*What is asked*. Report all lines from the entries below in which "JSON" appears.

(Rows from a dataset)
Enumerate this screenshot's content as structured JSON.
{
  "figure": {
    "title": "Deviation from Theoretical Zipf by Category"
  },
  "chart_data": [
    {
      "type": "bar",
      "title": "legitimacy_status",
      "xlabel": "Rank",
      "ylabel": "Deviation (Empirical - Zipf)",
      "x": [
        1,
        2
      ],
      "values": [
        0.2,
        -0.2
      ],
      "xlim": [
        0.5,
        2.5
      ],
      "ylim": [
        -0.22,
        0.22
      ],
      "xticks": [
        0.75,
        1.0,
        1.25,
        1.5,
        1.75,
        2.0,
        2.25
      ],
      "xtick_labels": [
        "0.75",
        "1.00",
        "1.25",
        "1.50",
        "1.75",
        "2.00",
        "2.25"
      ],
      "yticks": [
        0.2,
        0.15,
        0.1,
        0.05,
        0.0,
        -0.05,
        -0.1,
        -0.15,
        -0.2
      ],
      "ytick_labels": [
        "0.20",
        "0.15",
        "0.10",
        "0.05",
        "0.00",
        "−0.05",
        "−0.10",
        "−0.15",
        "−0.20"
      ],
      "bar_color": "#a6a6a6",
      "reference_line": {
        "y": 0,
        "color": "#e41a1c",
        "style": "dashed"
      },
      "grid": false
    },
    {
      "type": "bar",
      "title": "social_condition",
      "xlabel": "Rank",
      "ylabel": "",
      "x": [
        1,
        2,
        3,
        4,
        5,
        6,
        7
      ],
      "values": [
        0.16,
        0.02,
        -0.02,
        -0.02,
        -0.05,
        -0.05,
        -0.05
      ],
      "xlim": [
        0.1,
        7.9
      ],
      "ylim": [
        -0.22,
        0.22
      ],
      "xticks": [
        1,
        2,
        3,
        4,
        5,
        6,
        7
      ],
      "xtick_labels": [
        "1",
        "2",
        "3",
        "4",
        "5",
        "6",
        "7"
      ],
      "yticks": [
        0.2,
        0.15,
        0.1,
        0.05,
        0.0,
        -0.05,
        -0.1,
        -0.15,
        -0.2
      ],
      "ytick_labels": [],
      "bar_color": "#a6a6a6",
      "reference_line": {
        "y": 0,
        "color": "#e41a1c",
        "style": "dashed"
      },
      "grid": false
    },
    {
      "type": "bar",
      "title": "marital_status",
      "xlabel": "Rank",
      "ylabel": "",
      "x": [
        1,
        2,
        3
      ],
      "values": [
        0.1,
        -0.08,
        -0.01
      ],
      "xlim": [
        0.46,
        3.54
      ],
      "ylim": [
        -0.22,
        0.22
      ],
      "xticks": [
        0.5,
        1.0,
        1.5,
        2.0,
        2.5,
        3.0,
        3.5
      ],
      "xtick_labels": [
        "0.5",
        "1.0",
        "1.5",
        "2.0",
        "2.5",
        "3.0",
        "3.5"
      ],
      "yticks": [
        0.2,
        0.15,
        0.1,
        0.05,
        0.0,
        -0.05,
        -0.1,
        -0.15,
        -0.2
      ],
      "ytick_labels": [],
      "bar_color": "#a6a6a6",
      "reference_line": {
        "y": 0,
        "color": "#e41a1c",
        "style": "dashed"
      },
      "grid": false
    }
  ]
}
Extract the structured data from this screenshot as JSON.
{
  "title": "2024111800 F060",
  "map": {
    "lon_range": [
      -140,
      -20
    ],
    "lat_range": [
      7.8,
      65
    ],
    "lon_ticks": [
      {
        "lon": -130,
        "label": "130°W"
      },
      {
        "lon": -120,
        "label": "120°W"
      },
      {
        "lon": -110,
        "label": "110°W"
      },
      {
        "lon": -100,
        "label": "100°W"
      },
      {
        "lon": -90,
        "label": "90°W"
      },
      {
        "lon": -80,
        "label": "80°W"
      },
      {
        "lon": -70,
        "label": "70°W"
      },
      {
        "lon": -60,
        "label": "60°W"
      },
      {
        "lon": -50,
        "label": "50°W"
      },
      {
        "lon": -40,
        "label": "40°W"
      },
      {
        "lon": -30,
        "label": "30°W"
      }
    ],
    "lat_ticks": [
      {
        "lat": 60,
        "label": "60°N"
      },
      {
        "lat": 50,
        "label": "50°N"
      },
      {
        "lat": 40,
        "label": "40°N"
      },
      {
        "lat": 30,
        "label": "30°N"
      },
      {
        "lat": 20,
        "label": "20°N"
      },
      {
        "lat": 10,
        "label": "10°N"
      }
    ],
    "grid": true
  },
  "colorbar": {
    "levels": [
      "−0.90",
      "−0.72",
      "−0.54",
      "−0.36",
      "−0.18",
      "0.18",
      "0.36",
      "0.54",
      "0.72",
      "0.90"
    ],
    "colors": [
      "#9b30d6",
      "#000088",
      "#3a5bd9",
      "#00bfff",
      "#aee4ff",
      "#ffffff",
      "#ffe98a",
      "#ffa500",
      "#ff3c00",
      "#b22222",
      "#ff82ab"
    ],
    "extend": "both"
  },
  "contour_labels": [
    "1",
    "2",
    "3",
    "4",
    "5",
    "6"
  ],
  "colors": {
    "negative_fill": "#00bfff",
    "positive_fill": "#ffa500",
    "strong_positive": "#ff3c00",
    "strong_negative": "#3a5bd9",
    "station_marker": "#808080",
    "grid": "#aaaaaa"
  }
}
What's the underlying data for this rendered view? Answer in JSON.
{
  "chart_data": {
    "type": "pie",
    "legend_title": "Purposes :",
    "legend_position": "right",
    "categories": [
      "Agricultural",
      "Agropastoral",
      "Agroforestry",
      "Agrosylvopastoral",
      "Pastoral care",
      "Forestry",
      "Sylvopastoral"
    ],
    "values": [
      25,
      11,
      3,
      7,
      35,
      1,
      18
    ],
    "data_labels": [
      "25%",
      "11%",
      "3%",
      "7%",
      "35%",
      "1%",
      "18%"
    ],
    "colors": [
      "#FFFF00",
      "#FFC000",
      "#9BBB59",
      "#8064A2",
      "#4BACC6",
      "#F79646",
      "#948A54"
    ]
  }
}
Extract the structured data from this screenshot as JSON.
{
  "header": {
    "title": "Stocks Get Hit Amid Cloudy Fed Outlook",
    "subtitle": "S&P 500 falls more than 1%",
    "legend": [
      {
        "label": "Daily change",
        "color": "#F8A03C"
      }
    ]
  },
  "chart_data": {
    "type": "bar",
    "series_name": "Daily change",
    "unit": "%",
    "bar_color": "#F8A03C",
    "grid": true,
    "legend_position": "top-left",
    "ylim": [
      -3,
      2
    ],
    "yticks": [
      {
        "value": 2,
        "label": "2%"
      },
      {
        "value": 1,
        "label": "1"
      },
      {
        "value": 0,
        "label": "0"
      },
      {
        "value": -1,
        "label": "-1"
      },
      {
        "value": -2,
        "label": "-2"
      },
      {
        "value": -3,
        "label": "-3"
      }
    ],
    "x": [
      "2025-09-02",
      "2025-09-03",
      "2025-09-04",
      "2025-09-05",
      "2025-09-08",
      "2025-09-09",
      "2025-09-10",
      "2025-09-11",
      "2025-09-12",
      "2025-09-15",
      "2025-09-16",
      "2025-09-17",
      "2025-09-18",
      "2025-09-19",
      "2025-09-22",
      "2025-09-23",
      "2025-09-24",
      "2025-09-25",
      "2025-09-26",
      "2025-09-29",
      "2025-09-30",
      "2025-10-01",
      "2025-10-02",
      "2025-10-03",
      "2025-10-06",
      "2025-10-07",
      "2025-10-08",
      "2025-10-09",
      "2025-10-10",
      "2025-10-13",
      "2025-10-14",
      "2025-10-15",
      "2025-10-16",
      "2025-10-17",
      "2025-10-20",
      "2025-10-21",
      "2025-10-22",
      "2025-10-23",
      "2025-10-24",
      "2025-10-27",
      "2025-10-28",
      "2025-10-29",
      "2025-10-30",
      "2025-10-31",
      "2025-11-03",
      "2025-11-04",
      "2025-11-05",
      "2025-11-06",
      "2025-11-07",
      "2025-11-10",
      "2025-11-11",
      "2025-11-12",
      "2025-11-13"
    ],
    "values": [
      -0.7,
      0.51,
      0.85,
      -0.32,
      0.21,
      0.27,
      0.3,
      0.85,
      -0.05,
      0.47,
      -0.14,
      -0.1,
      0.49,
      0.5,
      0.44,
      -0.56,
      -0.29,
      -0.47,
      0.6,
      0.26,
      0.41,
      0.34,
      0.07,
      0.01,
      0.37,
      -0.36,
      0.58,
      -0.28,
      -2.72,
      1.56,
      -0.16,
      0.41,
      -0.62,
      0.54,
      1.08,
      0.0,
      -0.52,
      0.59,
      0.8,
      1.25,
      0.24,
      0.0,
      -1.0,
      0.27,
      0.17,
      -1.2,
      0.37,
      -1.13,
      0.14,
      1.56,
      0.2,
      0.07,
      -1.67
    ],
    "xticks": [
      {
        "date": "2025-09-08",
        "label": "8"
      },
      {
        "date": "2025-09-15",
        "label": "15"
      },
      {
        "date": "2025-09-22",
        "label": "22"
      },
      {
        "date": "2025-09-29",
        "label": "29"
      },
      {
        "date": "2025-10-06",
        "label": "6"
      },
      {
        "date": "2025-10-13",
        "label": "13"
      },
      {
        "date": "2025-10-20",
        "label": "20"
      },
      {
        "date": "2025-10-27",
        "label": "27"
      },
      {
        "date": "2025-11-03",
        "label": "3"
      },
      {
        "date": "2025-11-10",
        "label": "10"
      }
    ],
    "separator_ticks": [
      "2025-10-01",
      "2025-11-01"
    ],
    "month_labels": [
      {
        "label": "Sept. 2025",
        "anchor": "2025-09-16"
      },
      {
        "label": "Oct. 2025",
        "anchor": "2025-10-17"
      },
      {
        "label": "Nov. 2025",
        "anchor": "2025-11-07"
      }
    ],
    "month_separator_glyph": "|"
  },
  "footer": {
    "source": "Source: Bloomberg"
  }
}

*Result of the task*.
Enumerate this screenshot's content as structured JSON.
Extract the structured data from this screenshot as JSON.
What's the underlying data for this rendered view? Answer in JSON.
Extract the structured data from this screenshot as JSON.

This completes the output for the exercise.